(Material for this task Opens)

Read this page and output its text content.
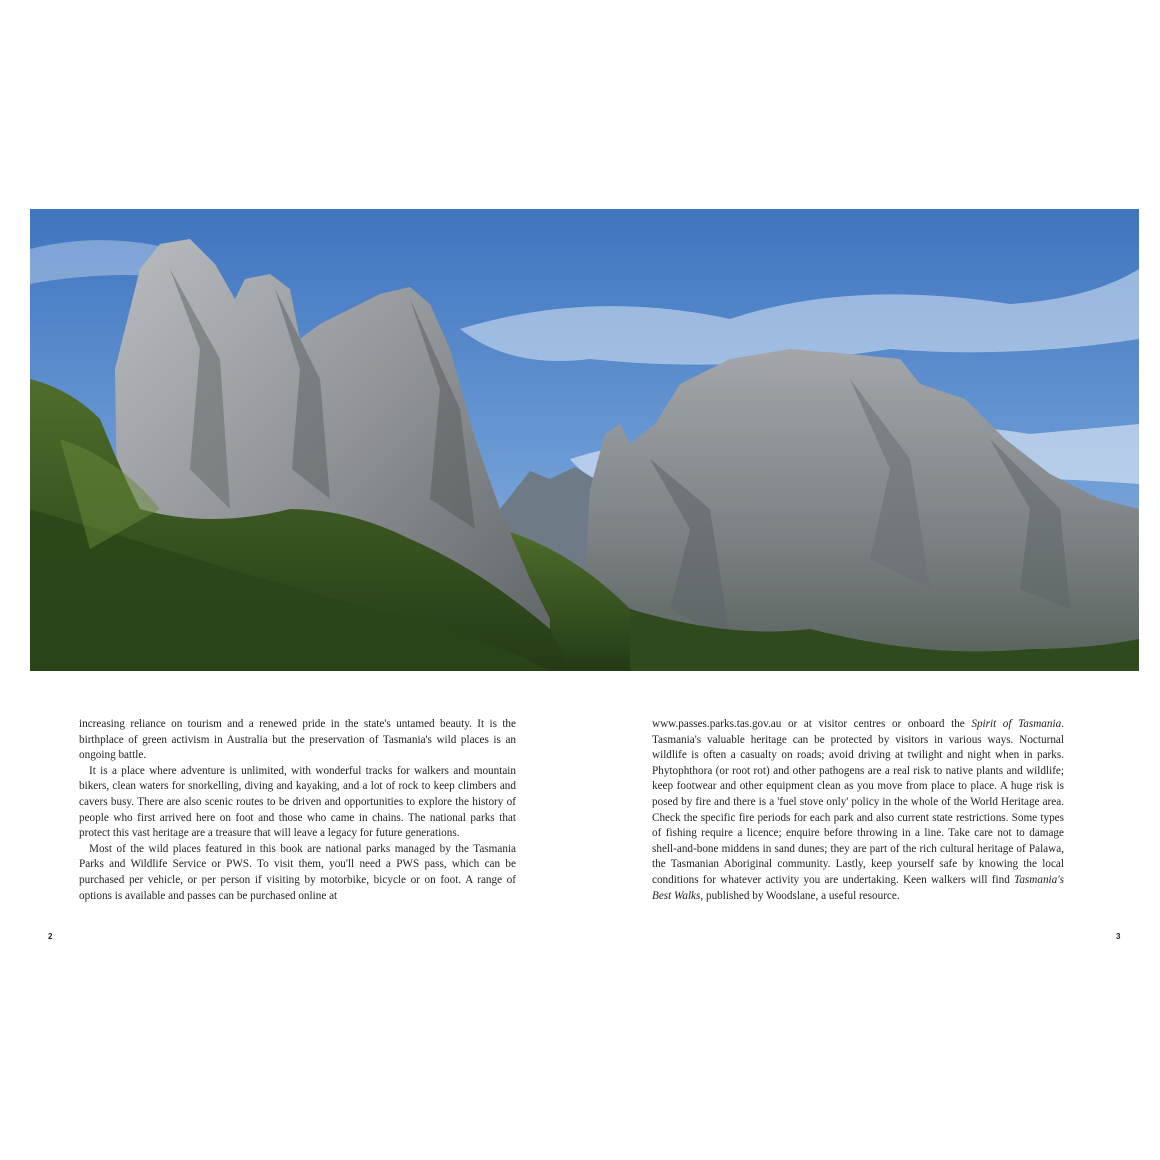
increasing reliance on tourism and a renewed pride in the state's untamed beauty. It is the birthplace of green activism in Australia but the preservation of Tasmania's wild places is an ongoing battle.

It is a place where adventure is unlimited, with wonderful tracks for walkers and mountain bikers, clean waters for snorkelling, diving and kayaking, and a lot of rock to keep climbers and cavers busy. There are also scenic routes to be driven and opportunities to explore the history of people who first arrived here on foot and those who came in chains. The national parks that protect this vast heritage are a treasure that will leave a legacy for future generations.

Most of the wild places featured in this book are national parks managed by the Tasmania Parks and Wildlife Service or PWS. To visit them, you'll need a PWS pass, which can be purchased per vehicle, or per person if visiting by motorbike, bicycle or on foot. A range of options is available and passes can be purchased online at

www.passes.parks.tas.gov.au or at visitor centres or onboard the Spirit of Tasmania. Tasmania's valuable heritage can be protected by visitors in various ways. Nocturnal wildlife is often a casualty on roads; avoid driving at twilight and night when in parks. Phytophthora (or root rot) and other pathogens are a real risk to native plants and wildlife; keep footwear and other equipment clean as you move from place to place. A huge risk is posed by fire and there is a 'fuel stove only' policy in the whole of the World Heritage area. Check the specific fire periods for each park and also current state restrictions. Some types of fishing require a licence; enquire before throwing in a line. Take care not to damage shell-and-bone middens in sand dunes; they are part of the rich cultural heritage of Palawa, the Tasmanian Aboriginal community. Lastly, keep yourself safe by knowing the local conditions for whatever activity you are undertaking. Keen walkers will find Tasmania's Best Walks, published by Woodslane, a useful resource.

2	3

(Material for this task Closes)

◆ What you have to do:
A faithful copy of every entry is needed, omitting each image.

◆ Task result:
Read this page and output its text content.
increasing reliance on tourism and a renewed pride in the state's untamed beauty. It is the birthplace of green activism in Australia but the preservation of Tasmania's wild places is an ongoing battle.

It is a place where adventure is unlimited, with wonderful tracks for walkers and mountain bikers, clean waters for snorkelling, diving and kayaking, and a lot of rock to keep climbers and cavers busy. There are also scenic routes to be driven and opportunities to explore the history of people who first arrived here on foot and those who came in chains. The national parks that protect this vast heritage are a treasure that will leave a legacy for future generations.

Most of the wild places featured in this book are national parks managed by the Tasmania Parks and Wildlife Service or PWS. To visit them, you'll need a PWS pass, which can be purchased per vehicle, or per person if visiting by motorbike, bicycle or on foot. A range of options is available and passes can be purchased online at

www.passes.parks.tas.gov.au or at visitor centres or onboard the Spirit of Tasmania. Tasmania's valuable heritage can be protected by visitors in various ways. Nocturnal wildlife is often a casualty on roads; avoid driving at twilight and night when in parks. Phytophthora (or root rot) and other pathogens are a real risk to native plants and wildlife; keep footwear and other equipment clean as you move from place to place. A huge risk is posed by fire and there is a 'fuel stove only' policy in the whole of the World Heritage area. Check the specific fire periods for each park and also current state restrictions. Some types of fishing require a licence; enquire before throwing in a line. Take care not to damage shell-and-bone middens in sand dunes; they are part of the rich cultural heritage of Palawa, the Tasmanian Aboriginal community. Lastly, keep yourself safe by knowing the local conditions for whatever activity you are undertaking. Keen walkers will find Tasmania's Best Walks, published by Woodslane, a useful resource.

2	3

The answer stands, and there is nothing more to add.